Texto fornecido »
····················

Instrumentos que já foram importantes para o desenvolvimento econômico das localidades, os bondes estão retornando às vias em versões mais ecológicas e tecnológicas, com modelos que circulam sem trilho, funcionam com bateria ou contam com energia solar. Transportar mais pessoas com menos impacto é uma das principais vantagens desse meio de locomoção.
Com a missão de reduzir suas emissões de gases de efeito estufa nos próximos anos e cumprir as metas de descarbonização estipuladas em acordos internacionais, municípios pelo mundo estão investindo em medidas para diminuir o uso dos carros e, consequentemente, os engarrafamentos e a poluição do ar. É nesse cenário que os bondes estão sendo reintroduzidos nas cidades como uma alternativa de transporte público mais sustentável. Em média, esse tipo de veículo gera 20,2 gramas de CO2 por indivíduo por quilômetro enquanto a média de um automóvel particular é de 243,8 gramas de dióxido de carbono, ressalta artigo da Tomorrow City.
As redes de bonde conectaram comunidades, transformando os espaços urbanos e potencializando o desenvolvimento de inúmeras localidades no século XIX e início do século XX. Uma realidade que começou a mudar na metade do século XX com a popularização dos carros e uma nova visão de planejamento urbano que privilegiou esse formato de transporte, alterando o desenho dos municípios e a maneira como as pessoas passaram a fazer suas viagens diárias e a ocupar as áreas coletivas.
Mas, com o avanço do conhecimento sobre os reflexos dos veículos no meio ambiente e a sua contribuição para o aquecimento global e a necessidade de uma transição para uma mobilidade mais sustentável, diferentes iniciativas foram adotadas pelas cidades para reduzir a utilização dos automóveis e disponibilizar outros meios para os indivíduos se deslocarem. Com isso, foram postas em prática múltiplas ações como a melhoria de calçadas e ciclovias – incentivando a mobilidade ativa – e do transporte público, tornando-o mais eficiente, ecológico e acessível. Entre essas estratégias, muitos governos decidiram investir nas últimas décadas na retomada dos bondes, agora em versões mais tecnológicas.
Um levantamento feito pela organização Campaign for Better Transport (Campanha para um Transporte Melhor, em tradução livre do inglês), do Reino Unido, apurou que uma única faixa de uma rua poderia transportar 22 mil usuários por hora de bonde, 8 mil pessoas de ônibus e 1,5 mil em carros. Agilizar a realização dos percursos rotineiros para um número maior de indivíduos é um dos benefícios dos bondes modernos apontados pela entidade, que vem atuando na disseminação desse tipo de locomoção na Inglaterra, Escócia, País de Gales e Irlanda do Norte.
A segurança oferecida pelos bondes é outra vantagem destacada pela Campaign for Better Transport. Isso ocorre porque os veículos ajudam a estabelecer velocidades mais baixas nas vias, deixando as viagens mais protegidas para pedestres, ciclistas e motoristas e criando espaços urbanos que estimulam as pessoas a caminharem e pedalarem. Por operarem no nível das ruas, sem degraus, eles proporcionam ainda uma maior integração com as áreas urbanas e permitem a acessibilidade de usuários com a mobilidade reduzida, indivíduos com carrinhos de bebês ou com bagagens pesadas, acrescenta matéria do jornal O Estadão.

····················

Conteúdo do material »
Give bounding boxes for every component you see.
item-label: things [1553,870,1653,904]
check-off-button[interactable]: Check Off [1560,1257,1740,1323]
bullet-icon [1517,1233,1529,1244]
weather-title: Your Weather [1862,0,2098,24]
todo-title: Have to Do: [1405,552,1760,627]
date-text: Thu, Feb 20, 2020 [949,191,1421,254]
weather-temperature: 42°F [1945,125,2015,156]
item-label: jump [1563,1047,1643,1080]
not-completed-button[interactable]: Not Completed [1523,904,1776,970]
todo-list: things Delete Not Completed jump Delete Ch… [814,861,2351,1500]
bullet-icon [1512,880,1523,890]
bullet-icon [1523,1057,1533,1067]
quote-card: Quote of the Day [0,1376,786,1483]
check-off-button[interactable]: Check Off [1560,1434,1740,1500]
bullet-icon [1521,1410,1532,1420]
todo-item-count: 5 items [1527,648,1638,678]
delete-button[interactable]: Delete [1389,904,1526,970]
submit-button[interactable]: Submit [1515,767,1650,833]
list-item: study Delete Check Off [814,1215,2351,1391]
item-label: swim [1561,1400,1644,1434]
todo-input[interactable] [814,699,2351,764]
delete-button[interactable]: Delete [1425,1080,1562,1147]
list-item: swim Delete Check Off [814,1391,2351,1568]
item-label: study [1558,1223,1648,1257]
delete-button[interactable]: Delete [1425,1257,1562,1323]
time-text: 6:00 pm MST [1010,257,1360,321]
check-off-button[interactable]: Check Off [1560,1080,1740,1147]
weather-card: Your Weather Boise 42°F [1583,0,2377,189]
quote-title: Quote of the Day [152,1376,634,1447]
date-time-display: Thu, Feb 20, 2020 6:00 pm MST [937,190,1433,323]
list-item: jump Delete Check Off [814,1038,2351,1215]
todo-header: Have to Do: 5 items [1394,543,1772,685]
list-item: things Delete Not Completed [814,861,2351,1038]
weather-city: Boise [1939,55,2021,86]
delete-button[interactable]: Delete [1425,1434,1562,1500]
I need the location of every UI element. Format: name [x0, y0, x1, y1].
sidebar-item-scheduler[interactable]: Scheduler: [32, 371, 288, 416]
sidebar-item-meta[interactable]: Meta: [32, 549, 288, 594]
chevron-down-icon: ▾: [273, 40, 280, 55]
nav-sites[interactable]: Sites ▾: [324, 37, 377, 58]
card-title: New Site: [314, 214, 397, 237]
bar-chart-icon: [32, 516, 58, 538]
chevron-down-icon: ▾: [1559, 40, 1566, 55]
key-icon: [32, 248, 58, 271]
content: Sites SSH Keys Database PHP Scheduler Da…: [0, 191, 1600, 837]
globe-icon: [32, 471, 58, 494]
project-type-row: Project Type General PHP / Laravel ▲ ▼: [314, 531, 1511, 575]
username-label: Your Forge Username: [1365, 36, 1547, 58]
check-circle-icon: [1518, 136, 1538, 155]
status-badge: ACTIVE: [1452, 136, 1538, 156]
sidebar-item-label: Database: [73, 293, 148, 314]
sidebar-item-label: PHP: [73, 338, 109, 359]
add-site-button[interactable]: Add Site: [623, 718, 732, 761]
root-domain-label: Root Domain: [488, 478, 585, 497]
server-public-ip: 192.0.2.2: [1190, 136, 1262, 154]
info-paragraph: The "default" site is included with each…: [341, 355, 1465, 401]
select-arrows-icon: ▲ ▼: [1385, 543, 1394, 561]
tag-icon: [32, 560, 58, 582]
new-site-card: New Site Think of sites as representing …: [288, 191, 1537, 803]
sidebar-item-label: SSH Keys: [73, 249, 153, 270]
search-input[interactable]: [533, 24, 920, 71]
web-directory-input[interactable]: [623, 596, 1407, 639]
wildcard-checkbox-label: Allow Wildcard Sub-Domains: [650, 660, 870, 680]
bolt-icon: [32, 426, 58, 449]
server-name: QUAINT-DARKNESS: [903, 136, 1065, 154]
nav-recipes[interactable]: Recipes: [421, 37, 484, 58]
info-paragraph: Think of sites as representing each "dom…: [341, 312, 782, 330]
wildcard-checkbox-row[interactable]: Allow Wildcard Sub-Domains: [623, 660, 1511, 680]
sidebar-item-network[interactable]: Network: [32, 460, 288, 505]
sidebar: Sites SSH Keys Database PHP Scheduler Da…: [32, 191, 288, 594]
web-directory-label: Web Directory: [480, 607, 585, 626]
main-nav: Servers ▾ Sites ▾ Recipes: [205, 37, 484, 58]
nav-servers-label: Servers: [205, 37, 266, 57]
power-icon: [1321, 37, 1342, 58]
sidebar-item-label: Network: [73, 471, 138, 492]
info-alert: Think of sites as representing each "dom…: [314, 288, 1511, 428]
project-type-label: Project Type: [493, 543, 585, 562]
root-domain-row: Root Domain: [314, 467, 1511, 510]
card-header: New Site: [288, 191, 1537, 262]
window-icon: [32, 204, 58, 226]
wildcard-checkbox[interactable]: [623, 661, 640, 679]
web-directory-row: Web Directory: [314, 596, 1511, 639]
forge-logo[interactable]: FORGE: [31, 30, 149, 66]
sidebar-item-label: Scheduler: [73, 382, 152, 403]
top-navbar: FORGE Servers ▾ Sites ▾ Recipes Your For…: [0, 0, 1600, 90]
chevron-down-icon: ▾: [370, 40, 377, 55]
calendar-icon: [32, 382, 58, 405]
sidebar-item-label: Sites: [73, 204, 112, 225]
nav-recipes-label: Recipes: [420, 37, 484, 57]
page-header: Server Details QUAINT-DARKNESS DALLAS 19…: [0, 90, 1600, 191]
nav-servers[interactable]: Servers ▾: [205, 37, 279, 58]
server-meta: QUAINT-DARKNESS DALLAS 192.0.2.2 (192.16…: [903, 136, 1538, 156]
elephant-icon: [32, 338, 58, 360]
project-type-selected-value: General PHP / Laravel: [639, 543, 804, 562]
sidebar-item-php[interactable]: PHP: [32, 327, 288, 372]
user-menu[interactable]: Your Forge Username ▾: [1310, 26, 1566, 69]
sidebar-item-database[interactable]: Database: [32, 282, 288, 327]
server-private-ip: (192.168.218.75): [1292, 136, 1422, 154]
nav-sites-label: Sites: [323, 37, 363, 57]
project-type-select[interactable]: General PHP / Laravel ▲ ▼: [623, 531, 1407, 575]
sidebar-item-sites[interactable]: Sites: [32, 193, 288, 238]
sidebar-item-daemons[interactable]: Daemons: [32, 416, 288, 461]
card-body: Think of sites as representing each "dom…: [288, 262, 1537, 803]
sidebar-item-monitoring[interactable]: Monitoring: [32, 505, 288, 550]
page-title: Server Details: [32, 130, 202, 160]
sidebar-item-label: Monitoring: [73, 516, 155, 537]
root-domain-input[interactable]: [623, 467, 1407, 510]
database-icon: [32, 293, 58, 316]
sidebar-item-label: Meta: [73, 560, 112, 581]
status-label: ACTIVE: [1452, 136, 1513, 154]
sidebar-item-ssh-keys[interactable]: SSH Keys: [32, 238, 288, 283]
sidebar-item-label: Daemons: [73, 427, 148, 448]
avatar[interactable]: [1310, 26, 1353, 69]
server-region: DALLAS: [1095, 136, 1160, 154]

····················

A tarefa » Por favor, reescreva em forma de lista o parágrafo do texto sobre os bondes que começa com "A segurança oferecida pelos bondes", mantendo seus fatos principais.

Resposta »
- A Campaign for Better Transport destaca a segurança como outra vantagem dos bondes.
- Os bondes ajudam a estabelecer velocidades mais baixas nas vias.
- Com isso, as viagens ficam mais protegidas para pedestres, ciclistas e motoristas.
- Surgem espaços urbanos que estimulam as pessoas a caminhar e pedalar.
- Por operarem no nível das ruas, sem degraus, os bondes se integram melhor às áreas urbanas.
- Segundo matéria do jornal O Estadão, eles permitem o acesso de usuários com mobilidade reduzida e de pessoas com carrinhos de bebê ou bagagens pesadas.